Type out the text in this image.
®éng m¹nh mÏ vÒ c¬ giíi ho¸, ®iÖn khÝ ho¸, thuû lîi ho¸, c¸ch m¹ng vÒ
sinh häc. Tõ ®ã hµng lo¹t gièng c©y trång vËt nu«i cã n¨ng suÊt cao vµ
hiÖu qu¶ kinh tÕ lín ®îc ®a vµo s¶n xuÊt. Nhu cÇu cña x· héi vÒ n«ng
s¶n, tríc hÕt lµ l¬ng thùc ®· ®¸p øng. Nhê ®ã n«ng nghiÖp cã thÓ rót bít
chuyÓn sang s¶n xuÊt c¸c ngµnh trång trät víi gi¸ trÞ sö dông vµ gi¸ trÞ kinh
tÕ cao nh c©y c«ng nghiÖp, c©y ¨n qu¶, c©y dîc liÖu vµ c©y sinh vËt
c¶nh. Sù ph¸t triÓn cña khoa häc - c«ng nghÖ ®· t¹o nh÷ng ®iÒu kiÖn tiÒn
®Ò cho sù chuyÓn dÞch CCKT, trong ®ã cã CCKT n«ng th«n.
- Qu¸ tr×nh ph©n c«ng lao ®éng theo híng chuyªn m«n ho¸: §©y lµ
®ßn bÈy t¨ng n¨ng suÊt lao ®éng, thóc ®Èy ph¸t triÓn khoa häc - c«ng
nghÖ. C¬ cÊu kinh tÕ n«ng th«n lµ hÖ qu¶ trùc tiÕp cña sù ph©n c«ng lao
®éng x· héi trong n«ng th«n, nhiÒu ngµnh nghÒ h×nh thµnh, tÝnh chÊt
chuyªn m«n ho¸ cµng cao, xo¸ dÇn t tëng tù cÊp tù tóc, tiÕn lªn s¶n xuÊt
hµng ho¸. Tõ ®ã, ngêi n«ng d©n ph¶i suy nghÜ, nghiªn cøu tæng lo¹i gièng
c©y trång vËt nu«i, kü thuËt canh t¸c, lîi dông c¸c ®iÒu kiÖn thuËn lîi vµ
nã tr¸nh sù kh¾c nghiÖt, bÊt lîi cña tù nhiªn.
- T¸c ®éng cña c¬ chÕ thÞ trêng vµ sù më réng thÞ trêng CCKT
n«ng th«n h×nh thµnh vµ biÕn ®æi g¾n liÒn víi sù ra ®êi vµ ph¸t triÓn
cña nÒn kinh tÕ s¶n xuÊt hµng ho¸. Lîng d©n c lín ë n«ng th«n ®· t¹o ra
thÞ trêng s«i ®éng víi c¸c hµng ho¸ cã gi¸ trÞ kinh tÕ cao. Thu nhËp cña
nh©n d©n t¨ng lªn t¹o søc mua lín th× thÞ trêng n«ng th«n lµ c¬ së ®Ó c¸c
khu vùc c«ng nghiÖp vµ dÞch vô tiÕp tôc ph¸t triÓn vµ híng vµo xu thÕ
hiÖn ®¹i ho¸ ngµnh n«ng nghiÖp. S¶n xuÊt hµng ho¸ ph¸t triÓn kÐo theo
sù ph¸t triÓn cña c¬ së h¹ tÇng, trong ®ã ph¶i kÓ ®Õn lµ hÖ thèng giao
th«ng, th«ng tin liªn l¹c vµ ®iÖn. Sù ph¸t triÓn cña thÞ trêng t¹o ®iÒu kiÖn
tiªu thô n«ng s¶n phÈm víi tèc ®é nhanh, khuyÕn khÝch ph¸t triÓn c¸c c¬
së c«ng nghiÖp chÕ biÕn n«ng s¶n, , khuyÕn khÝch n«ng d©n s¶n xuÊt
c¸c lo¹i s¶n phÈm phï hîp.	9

· · · ·

**Task goal**
Within the listing above, find every line containing the string "xuÊt" and return it.

**Worked answer**
hiÖu qu¶ kinh tÕ lín ®îc ®a vµo s¶n xuÊt. Nhu cÇu cña x· héi vÒ n«ng
chuyÓn sang s¶n xuÊt c¸c ngµnh trång trät víi gi¸ trÞ sö dông vµ gi¸ trÞ kinh
chuyªn m«n ho¸ cµng cao, xo¸ dÇn t tëng tù cÊp tù tóc, tiÕn lªn s¶n xuÊt
cña nÒn kinh tÕ s¶n xuÊt hµng ho¸. Lîng d©n c lín ë n«ng th«n ®· t¹o ra
hiÖn ®¹i ho¸ ngµnh n«ng nghiÖp. S¶n xuÊt hµng ho¸ ph¸t triÓn kÐo theo
së c«ng nghiÖp chÕ biÕn n«ng s¶n, , khuyÕn khÝch n«ng d©n s¶n xuÊt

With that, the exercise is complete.